Spatial annotation records
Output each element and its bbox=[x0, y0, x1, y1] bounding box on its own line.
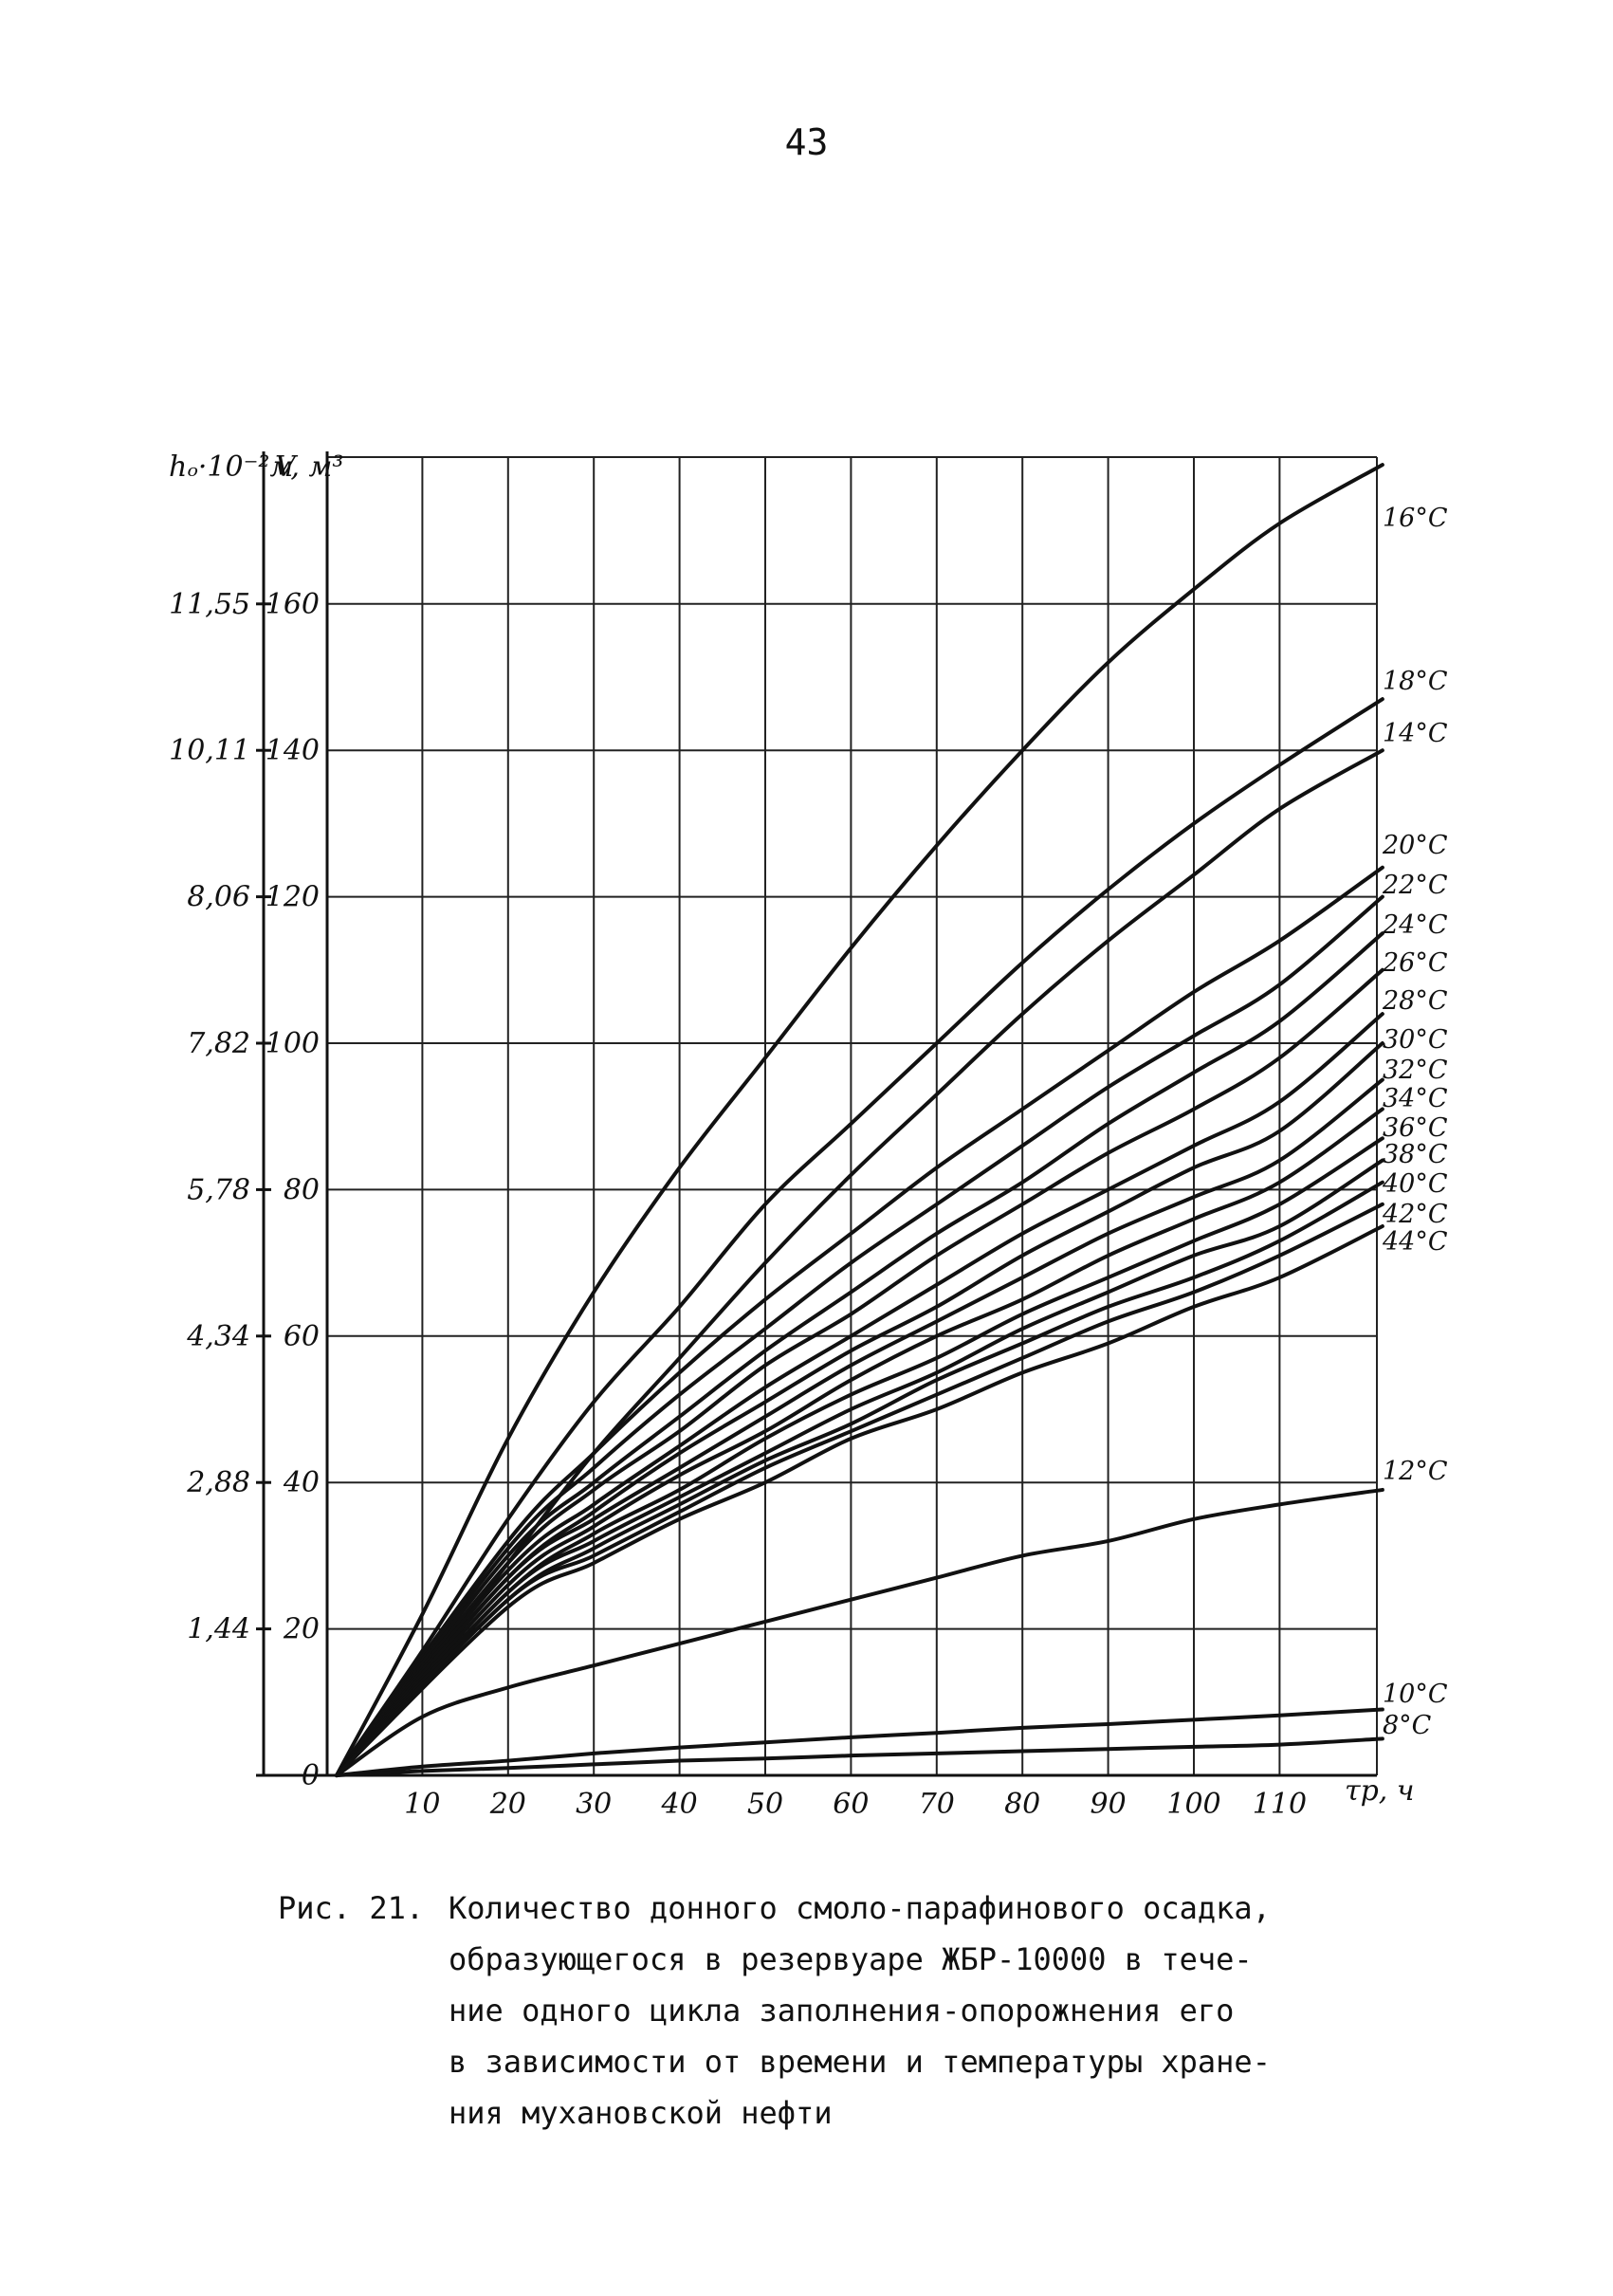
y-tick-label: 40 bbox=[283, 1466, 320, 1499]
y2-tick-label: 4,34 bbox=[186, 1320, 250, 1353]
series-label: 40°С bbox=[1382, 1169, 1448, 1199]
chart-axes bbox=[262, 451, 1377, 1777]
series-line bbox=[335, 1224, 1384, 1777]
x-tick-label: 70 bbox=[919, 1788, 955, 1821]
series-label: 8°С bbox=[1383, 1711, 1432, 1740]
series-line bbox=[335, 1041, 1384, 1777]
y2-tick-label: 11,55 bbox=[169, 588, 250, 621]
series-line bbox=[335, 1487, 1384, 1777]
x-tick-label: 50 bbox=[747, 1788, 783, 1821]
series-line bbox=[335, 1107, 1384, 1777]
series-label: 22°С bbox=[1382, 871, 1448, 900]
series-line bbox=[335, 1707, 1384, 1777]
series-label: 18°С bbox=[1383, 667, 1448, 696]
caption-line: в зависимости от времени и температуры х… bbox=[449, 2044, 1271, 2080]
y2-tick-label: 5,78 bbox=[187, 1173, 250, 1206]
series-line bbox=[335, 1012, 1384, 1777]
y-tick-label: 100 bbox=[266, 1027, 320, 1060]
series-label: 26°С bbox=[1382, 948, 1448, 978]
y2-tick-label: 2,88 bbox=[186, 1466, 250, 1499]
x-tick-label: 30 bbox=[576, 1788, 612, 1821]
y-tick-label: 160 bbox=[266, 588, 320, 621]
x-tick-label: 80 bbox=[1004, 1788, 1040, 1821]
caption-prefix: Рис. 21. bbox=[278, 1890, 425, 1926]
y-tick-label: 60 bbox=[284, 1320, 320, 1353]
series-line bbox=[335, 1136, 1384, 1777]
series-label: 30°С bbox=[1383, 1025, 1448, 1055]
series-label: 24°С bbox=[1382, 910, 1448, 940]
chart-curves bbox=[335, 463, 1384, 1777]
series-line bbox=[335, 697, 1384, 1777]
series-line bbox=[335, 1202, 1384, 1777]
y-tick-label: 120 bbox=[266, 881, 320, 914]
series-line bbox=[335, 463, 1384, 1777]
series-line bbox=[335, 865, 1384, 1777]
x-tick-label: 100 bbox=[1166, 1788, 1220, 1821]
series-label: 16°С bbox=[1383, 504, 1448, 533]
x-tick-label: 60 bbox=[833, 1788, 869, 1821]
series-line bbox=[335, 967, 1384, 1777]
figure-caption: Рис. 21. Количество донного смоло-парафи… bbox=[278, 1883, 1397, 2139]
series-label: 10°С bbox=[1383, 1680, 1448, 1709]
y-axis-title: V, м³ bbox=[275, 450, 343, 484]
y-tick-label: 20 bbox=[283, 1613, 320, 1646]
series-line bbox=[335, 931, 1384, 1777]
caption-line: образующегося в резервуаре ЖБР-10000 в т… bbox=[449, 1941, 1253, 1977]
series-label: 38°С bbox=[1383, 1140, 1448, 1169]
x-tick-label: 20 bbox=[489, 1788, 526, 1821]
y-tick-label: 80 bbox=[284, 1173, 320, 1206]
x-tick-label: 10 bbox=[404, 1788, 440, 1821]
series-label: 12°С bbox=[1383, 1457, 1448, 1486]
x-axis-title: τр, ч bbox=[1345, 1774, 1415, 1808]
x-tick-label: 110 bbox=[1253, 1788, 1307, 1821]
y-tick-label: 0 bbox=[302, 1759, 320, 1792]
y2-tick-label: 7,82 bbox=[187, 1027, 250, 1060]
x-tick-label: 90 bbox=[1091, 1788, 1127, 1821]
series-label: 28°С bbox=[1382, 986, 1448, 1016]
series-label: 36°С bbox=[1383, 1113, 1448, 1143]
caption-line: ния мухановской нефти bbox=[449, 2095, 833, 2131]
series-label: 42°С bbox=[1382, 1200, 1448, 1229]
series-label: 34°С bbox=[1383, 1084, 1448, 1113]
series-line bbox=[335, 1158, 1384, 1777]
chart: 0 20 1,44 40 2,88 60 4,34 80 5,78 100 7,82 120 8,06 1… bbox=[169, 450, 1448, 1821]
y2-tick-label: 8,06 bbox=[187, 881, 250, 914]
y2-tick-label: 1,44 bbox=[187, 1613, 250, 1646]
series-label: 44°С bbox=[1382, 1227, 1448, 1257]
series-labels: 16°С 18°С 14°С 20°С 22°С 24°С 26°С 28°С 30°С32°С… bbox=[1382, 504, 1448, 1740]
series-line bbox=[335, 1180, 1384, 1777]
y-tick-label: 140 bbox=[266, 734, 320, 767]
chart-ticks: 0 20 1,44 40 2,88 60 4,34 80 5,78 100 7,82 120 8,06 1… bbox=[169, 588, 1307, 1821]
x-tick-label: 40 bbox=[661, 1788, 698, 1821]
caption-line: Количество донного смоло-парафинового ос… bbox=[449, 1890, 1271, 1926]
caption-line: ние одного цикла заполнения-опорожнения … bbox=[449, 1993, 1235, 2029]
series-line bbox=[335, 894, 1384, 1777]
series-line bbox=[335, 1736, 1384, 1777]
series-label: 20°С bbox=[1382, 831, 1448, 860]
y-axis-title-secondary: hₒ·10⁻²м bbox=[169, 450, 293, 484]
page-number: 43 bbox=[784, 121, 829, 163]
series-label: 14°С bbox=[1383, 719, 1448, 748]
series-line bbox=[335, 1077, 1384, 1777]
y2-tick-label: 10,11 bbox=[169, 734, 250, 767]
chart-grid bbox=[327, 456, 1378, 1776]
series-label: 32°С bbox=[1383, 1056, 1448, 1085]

...

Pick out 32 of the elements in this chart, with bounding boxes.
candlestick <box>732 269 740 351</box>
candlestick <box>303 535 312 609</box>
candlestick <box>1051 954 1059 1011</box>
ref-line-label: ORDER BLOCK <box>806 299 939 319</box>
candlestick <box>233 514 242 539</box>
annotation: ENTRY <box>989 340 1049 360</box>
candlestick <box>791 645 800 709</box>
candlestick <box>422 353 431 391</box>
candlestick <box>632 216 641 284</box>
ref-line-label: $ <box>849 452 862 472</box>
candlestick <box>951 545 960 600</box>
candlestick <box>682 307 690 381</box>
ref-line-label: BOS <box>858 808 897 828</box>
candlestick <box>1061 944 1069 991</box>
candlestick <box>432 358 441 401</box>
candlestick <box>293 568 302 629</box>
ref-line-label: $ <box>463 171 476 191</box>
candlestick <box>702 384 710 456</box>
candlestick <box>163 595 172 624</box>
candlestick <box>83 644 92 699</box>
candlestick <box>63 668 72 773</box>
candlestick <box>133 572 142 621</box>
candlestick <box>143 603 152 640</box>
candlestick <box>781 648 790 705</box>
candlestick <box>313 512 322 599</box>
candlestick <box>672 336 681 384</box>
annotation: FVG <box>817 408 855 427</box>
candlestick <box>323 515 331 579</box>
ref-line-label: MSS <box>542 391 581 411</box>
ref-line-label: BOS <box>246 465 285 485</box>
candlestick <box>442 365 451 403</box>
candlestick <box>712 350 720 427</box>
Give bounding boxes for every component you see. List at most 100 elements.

• **Required work**
Can you recast the listing lines as a JSON list of strings, one string per line and blank lines omitted, starting with the line containing "Pick out 32" and going on through the line containing "Give bounding boxes"?

• **Result below**
[
  "Pick out 32 of the elements in this chart, with bounding boxes.",
  "candlestick <box>732 269 740 351</box>",
  "candlestick <box>303 535 312 609</box>",
  "candlestick <box>1051 954 1059 1011</box>",
  "ref-line-label: ORDER BLOCK <box>806 299 939 319</box>",
  "candlestick <box>233 514 242 539</box>",
  "annotation: ENTRY <box>989 340 1049 360</box>",
  "candlestick <box>791 645 800 709</box>",
  "candlestick <box>422 353 431 391</box>",
  "candlestick <box>632 216 641 284</box>",
  "ref-line-label: $ <box>849 452 862 472</box>",
  "candlestick <box>951 545 960 600</box>",
  "candlestick <box>682 307 690 381</box>",
  "ref-line-label: BOS <box>858 808 897 828</box>",
  "candlestick <box>1061 944 1069 991</box>",
  "candlestick <box>432 358 441 401</box>",
  "candlestick <box>293 568 302 629</box>",
  "ref-line-label: $ <box>463 171 476 191</box>",
  "candlestick <box>702 384 710 456</box>",
  "candlestick <box>163 595 172 624</box>",
  "candlestick <box>83 644 92 699</box>",
  "candlestick <box>63 668 72 773</box>",
  "candlestick <box>133 572 142 621</box>",
  "candlestick <box>143 603 152 640</box>",
  "candlestick <box>781 648 790 705</box>",
  "candlestick <box>313 512 322 599</box>",
  "candlestick <box>672 336 681 384</box>",
  "annotation: FVG <box>817 408 855 427</box>",
  "candlestick <box>323 515 331 579</box>",
  "ref-line-label: MSS <box>542 391 581 411</box>",
  "ref-line-label: BOS <box>246 465 285 485</box>",
  "candlestick <box>442 365 451 403</box>",
  "candlestick <box>712 350 720 427</box>",
  "Give bounding boxes for every component you see. List at most 100 elements."
]